▶ WHAT TO DO: Convert the records, from their first line through the line containing "quote-citation: pr. inst.", into a Markdown table with an Index column holding the row number and a Text column holding the line. Skip any blank lines.

━━━━━━━━━━━━━━━━

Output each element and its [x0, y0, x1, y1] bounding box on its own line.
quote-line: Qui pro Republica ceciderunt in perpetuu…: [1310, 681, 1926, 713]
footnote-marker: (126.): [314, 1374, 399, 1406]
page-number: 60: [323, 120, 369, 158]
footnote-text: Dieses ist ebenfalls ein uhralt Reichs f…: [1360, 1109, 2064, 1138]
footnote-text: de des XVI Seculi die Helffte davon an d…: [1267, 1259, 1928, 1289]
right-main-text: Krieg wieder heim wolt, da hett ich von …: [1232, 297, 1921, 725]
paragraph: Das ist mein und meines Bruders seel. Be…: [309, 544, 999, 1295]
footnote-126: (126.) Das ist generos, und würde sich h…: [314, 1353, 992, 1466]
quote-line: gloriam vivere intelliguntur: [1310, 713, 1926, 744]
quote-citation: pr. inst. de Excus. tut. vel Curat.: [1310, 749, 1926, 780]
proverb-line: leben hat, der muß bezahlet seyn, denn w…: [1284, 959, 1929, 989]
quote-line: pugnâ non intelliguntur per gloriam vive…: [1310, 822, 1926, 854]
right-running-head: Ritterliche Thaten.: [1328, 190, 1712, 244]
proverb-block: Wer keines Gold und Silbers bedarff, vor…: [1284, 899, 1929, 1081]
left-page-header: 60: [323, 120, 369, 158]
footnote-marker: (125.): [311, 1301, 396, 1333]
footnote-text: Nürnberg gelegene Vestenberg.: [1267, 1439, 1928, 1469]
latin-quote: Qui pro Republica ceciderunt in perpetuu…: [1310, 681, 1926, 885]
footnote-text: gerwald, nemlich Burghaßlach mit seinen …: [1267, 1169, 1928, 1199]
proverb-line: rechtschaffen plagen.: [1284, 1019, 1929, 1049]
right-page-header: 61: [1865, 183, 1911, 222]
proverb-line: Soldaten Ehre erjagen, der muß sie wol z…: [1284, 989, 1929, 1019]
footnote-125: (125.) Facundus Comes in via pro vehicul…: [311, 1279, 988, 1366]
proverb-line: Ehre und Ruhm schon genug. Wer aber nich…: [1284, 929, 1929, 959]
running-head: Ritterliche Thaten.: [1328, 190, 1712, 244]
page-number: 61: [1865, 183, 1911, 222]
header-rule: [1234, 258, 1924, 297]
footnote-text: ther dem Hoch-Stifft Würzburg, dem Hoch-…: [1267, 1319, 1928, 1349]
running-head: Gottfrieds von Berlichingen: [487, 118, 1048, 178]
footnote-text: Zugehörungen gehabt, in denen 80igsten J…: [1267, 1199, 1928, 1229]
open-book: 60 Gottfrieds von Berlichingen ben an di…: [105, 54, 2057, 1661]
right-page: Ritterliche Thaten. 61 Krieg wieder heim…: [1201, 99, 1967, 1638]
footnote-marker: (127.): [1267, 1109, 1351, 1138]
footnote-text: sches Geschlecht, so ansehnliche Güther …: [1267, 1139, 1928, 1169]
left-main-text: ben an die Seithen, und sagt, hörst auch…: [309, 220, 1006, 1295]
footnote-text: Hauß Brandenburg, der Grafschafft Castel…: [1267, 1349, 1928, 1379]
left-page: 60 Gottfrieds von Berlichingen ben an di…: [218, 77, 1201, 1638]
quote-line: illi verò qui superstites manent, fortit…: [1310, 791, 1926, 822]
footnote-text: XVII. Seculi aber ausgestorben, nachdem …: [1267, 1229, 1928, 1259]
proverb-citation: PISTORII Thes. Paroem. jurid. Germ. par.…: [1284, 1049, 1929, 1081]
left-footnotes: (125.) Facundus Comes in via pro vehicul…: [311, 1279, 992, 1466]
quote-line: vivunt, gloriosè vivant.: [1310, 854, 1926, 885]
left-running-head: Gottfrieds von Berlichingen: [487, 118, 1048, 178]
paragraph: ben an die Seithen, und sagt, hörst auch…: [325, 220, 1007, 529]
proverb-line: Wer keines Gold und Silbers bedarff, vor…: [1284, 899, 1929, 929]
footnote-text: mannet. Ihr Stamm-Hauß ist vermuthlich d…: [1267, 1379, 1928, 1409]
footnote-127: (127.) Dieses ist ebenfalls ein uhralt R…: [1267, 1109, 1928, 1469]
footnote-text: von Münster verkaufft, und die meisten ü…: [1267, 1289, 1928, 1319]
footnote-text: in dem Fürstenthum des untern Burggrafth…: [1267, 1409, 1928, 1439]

━━━━━━━━━━━━━━━━

▶ OUTPUT BELOW:
| Index | Text |
|---|---|
| 1 | Output each element and its [x0, y0, x1, y1] bounding box on its own line. |
| 2 | quote-line: Qui pro Republica ceciderunt in perpetuu…: [1310, 681, 1926, 713] |
| 3 | footnote-marker: (126.): [314, 1374, 399, 1406] |
| 4 | page-number: 60: [323, 120, 369, 158] |
| 5 | footnote-text: Dieses ist ebenfalls ein uhralt Reichs f…: [1360, 1109, 2064, 1138] |
| 6 | footnote-text: de des XVI Seculi die Helffte davon an d…: [1267, 1259, 1928, 1289] |
| 7 | right-main-text: Krieg wieder heim wolt, da hett ich von …: [1232, 297, 1921, 725] |
| 8 | paragraph: Das ist mein und meines Bruders seel. Be…: [309, 544, 999, 1295] |
| 9 | footnote-126: (126.) Das ist generos, und würde sich h…: [314, 1353, 992, 1466] |
| 10 | quote-line: gloriam vivere intelliguntur: [1310, 713, 1926, 744] |
| 11 | quote-citation: pr. inst. de Excus. tut. vel Curat.: [1310, 749, 1926, 780] |